(Collected data)
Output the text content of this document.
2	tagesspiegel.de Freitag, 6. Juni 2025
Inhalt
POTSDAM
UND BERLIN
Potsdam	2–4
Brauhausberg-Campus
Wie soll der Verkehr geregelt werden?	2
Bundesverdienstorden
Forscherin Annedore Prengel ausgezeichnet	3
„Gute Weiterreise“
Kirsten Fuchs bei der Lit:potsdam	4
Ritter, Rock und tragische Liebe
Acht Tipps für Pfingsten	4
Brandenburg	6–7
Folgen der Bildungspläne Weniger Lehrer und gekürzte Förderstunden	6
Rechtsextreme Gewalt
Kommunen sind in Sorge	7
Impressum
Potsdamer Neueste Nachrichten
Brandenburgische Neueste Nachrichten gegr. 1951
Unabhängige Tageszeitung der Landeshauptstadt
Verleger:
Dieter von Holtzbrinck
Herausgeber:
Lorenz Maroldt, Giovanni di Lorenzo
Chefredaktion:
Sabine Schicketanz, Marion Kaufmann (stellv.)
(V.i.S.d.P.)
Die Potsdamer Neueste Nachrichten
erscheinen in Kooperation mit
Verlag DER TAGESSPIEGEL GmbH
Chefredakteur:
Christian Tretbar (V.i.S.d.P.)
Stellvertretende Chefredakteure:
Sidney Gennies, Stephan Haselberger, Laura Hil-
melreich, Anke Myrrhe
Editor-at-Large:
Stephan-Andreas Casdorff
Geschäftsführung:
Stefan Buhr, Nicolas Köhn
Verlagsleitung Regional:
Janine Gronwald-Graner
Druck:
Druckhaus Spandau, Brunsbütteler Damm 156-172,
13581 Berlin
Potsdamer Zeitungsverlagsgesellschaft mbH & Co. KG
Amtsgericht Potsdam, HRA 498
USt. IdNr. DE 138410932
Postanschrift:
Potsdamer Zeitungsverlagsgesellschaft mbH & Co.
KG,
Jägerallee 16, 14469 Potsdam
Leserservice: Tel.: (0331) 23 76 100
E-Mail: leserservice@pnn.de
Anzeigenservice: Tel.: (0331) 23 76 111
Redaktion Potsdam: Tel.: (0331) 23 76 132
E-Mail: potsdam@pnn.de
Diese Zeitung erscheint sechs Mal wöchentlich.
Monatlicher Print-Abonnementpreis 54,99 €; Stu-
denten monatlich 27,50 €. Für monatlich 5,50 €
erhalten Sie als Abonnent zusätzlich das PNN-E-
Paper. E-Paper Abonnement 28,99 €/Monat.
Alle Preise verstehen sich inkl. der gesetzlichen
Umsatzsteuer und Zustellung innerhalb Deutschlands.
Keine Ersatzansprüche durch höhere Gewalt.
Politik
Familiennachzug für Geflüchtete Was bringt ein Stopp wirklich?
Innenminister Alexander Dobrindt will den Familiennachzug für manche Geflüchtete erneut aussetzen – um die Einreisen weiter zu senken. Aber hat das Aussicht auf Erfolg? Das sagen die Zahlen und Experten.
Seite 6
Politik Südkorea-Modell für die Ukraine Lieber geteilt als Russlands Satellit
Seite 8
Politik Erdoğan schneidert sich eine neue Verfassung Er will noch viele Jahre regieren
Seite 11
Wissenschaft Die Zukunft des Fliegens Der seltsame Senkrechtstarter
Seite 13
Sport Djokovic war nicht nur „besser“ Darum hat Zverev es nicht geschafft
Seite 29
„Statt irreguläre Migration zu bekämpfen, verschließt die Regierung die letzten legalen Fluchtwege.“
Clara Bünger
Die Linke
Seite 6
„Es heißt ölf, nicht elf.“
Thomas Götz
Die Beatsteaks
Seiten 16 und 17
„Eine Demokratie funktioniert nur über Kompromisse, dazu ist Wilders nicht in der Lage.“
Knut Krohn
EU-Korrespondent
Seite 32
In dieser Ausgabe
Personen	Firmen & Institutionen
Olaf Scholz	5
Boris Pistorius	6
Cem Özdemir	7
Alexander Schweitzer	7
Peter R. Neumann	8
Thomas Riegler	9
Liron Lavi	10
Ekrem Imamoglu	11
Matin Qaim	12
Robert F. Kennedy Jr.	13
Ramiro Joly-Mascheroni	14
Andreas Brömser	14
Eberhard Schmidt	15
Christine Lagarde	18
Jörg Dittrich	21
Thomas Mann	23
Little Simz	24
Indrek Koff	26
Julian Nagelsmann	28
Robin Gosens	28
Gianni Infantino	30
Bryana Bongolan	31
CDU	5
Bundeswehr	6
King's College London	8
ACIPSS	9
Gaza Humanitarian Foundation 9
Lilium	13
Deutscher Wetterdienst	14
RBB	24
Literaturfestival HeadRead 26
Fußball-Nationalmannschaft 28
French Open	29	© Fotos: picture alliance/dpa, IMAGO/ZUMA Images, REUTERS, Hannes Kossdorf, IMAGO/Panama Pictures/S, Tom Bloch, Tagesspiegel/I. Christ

# Written instruction
From the records above, extract every entry verbatim.

# Answer to this exercise
Output the text content of this document.
2	tagesspiegel.de Freitag, 6. Juni 2025
Inhalt
POTSDAM
UND BERLIN
Potsdam	2–4
Brauhausberg-Campus
Wie soll der Verkehr geregelt werden?	2
Bundesverdienstorden
Forscherin Annedore Prengel ausgezeichnet	3
„Gute Weiterreise“
Kirsten Fuchs bei der Lit:potsdam	4
Ritter, Rock und tragische Liebe
Acht Tipps für Pfingsten	4
Brandenburg	6–7
Folgen der Bildungspläne Weniger Lehrer und gekürzte Förderstunden	6
Rechtsextreme Gewalt
Kommunen sind in Sorge	7
Impressum
Potsdamer Neueste Nachrichten
Brandenburgische Neueste Nachrichten gegr. 1951
Unabhängige Tageszeitung der Landeshauptstadt
Verleger:
Dieter von Holtzbrinck
Herausgeber:
Lorenz Maroldt, Giovanni di Lorenzo
Chefredaktion:
Sabine Schicketanz, Marion Kaufmann (stellv.)
(V.i.S.d.P.)
Die Potsdamer Neueste Nachrichten
erscheinen in Kooperation mit
Verlag DER TAGESSPIEGEL GmbH
Chefredakteur:
Christian Tretbar (V.i.S.d.P.)
Stellvertretende Chefredakteure:
Sidney Gennies, Stephan Haselberger, Laura Hil-
melreich, Anke Myrrhe
Editor-at-Large:
Stephan-Andreas Casdorff
Geschäftsführung:
Stefan Buhr, Nicolas Köhn
Verlagsleitung Regional:
Janine Gronwald-Graner
Druck:
Druckhaus Spandau, Brunsbütteler Damm 156-172,
13581 Berlin
Potsdamer Zeitungsverlagsgesellschaft mbH & Co. KG
Amtsgericht Potsdam, HRA 498
USt. IdNr. DE 138410932
Postanschrift:
Potsdamer Zeitungsverlagsgesellschaft mbH & Co.
KG,
Jägerallee 16, 14469 Potsdam
Leserservice: Tel.: (0331) 23 76 100
E-Mail: leserservice@pnn.de
Anzeigenservice: Tel.: (0331) 23 76 111
Redaktion Potsdam: Tel.: (0331) 23 76 132
E-Mail: potsdam@pnn.de
Diese Zeitung erscheint sechs Mal wöchentlich.
Monatlicher Print-Abonnementpreis 54,99 €; Stu-
denten monatlich 27,50 €. Für monatlich 5,50 €
erhalten Sie als Abonnent zusätzlich das PNN-E-
Paper. E-Paper Abonnement 28,99 €/Monat.
Alle Preise verstehen sich inkl. der gesetzlichen
Umsatzsteuer und Zustellung innerhalb Deutschlands.
Keine Ersatzansprüche durch höhere Gewalt.
Politik
Familiennachzug für Geflüchtete Was bringt ein Stopp wirklich?
Innenminister Alexander Dobrindt will den Familiennachzug für manche Geflüchtete erneut aussetzen – um die Einreisen weiter zu senken. Aber hat das Aussicht auf Erfolg? Das sagen die Zahlen und Experten.
Seite 6
Politik Südkorea-Modell für die Ukraine Lieber geteilt als Russlands Satellit
Seite 8
Politik Erdoğan schneidert sich eine neue Verfassung Er will noch viele Jahre regieren
Seite 11
Wissenschaft Die Zukunft des Fliegens Der seltsame Senkrechtstarter
Seite 13
Sport Djokovic war nicht nur „besser“ Darum hat Zverev es nicht geschafft
Seite 29
„Statt irreguläre Migration zu bekämpfen, verschließt die Regierung die letzten legalen Fluchtwege.“
Clara Bünger
Die Linke
Seite 6
„Es heißt ölf, nicht elf.“
Thomas Götz
Die Beatsteaks
Seiten 16 und 17
„Eine Demokratie funktioniert nur über Kompromisse, dazu ist Wilders nicht in der Lage.“
Knut Krohn
EU-Korrespondent
Seite 32
In dieser Ausgabe
Personen	Firmen & Institutionen
Olaf Scholz	5
Boris Pistorius	6
Cem Özdemir	7
Alexander Schweitzer	7
Peter R. Neumann	8
Thomas Riegler	9
Liron Lavi	10
Ekrem Imamoglu	11
Matin Qaim	12
Robert F. Kennedy Jr.	13
Ramiro Joly-Mascheroni	14
Andreas Brömser	14
Eberhard Schmidt	15
Christine Lagarde	18
Jörg Dittrich	21
Thomas Mann	23
Little Simz	24
Indrek Koff	26
Julian Nagelsmann	28
Robin Gosens	28
Gianni Infantino	30
Bryana Bongolan	31
CDU	5
Bundeswehr	6
King's College London	8
ACIPSS	9
Gaza Humanitarian Foundation 9
Lilium	13
Deutscher Wetterdienst	14
RBB	24
Literaturfestival HeadRead 26
Fußball-Nationalmannschaft 28
French Open	29	© Fotos: picture alliance/dpa, IMAGO/ZUMA Images, REUTERS, Hannes Kossdorf, IMAGO/Panama Pictures/S, Tom Bloch, Tagesspiegel/I. Christ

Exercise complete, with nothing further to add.